Dataset excerpt –
--- START ---

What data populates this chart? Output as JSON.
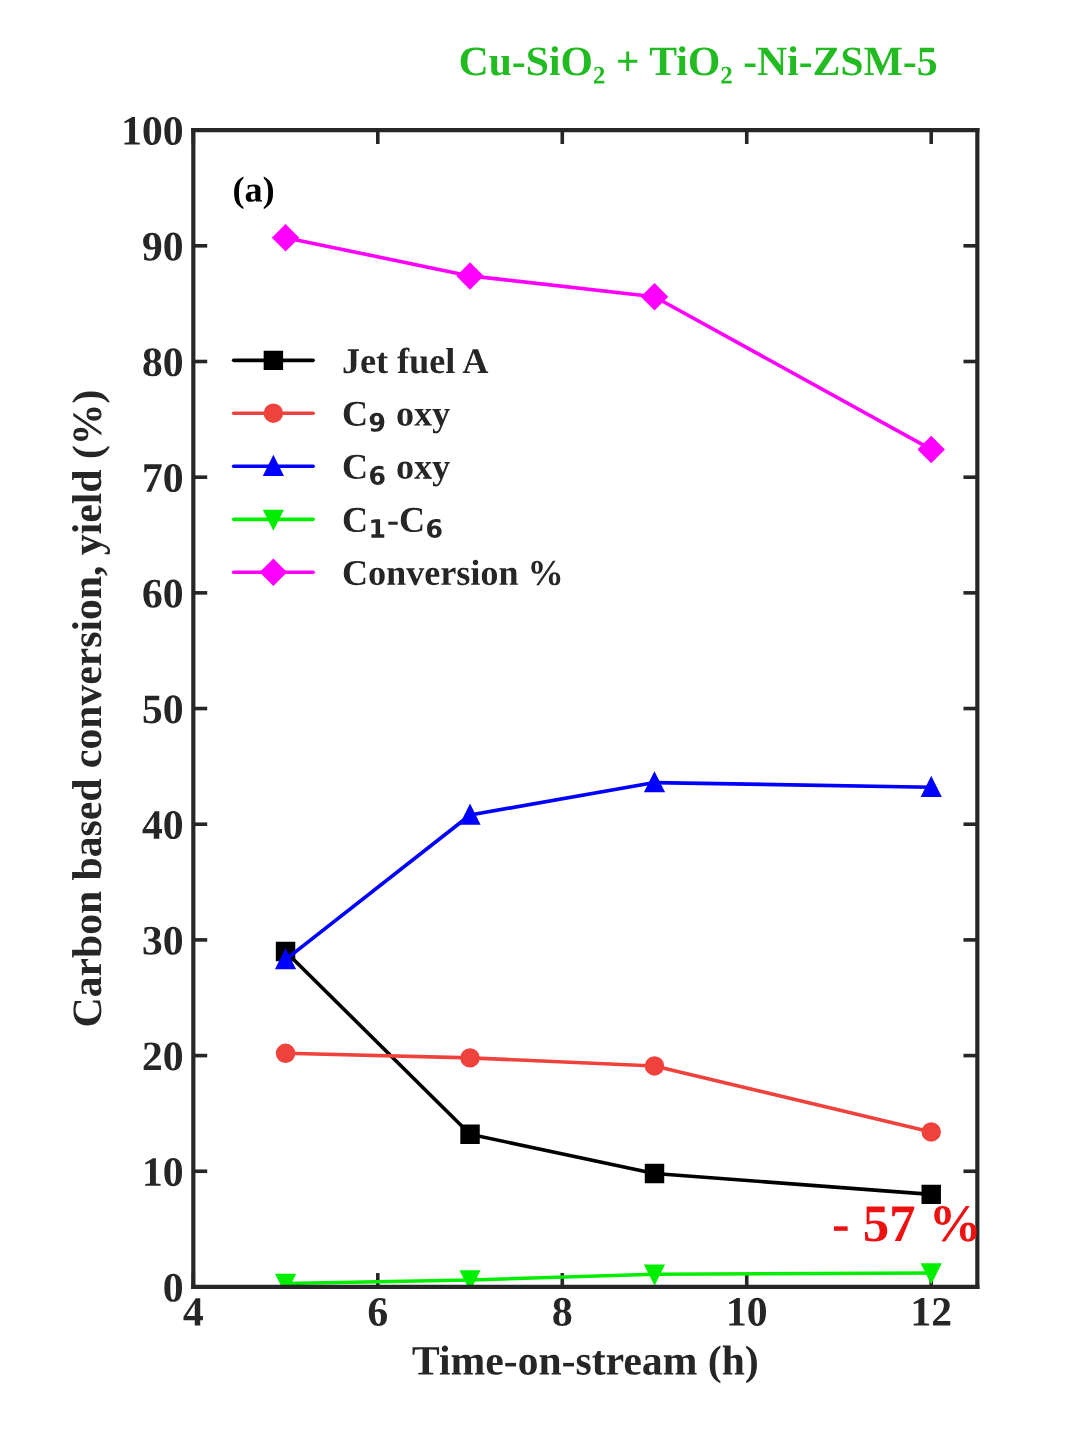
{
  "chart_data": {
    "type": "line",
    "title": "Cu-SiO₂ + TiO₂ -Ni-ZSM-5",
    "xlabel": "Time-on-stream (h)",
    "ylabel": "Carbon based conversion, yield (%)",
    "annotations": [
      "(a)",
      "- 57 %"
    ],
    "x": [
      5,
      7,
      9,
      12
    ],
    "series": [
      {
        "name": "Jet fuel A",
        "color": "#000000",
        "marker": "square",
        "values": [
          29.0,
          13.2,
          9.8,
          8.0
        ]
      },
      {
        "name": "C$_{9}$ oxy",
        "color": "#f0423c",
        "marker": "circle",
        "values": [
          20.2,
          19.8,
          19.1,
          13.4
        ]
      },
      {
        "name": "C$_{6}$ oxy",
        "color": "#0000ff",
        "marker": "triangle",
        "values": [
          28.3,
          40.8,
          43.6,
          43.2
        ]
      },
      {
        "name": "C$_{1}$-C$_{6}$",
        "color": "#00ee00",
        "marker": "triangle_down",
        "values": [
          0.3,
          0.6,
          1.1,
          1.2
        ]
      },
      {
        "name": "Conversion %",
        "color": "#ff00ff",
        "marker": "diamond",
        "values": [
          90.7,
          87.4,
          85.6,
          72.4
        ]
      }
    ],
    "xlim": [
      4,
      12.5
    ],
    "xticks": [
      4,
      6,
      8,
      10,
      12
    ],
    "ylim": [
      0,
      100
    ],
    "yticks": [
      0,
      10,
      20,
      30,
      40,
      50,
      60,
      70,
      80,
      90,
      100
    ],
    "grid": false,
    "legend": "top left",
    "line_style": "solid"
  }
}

--- END ---

WHAT TO WORK ON –
Retype all entries exactly as they appear, dropping the images.

THE SOLUTION –
What data populates this chart? Output as JSON.
{
  "chart_data": {
    "type": "line",
    "title": "Cu-SiO₂ + TiO₂ -Ni-ZSM-5",
    "xlabel": "Time-on-stream (h)",
    "ylabel": "Carbon based conversion, yield (%)",
    "annotations": [
      "(a)",
      "- 57 %"
    ],
    "x": [
      5,
      7,
      9,
      12
    ],
    "series": [
      {
        "name": "Jet fuel A",
        "color": "#000000",
        "marker": "square",
        "values": [
          29.0,
          13.2,
          9.8,
          8.0
        ]
      },
      {
        "name": "C$_{9}$ oxy",
        "color": "#f0423c",
        "marker": "circle",
        "values": [
          20.2,
          19.8,
          19.1,
          13.4
        ]
      },
      {
        "name": "C$_{6}$ oxy",
        "color": "#0000ff",
        "marker": "triangle",
        "values": [
          28.3,
          40.8,
          43.6,
          43.2
        ]
      },
      {
        "name": "C$_{1}$-C$_{6}$",
        "color": "#00ee00",
        "marker": "triangle_down",
        "values": [
          0.3,
          0.6,
          1.1,
          1.2
        ]
      },
      {
        "name": "Conversion %",
        "color": "#ff00ff",
        "marker": "diamond",
        "values": [
          90.7,
          87.4,
          85.6,
          72.4
        ]
      }
    ],
    "xlim": [
      4,
      12.5
    ],
    "xticks": [
      4,
      6,
      8,
      10,
      12
    ],
    "ylim": [
      0,
      100
    ],
    "yticks": [
      0,
      10,
      20,
      30,
      40,
      50,
      60,
      70,
      80,
      90,
      100
    ],
    "grid": false,
    "legend": "top left",
    "line_style": "solid"
  }
}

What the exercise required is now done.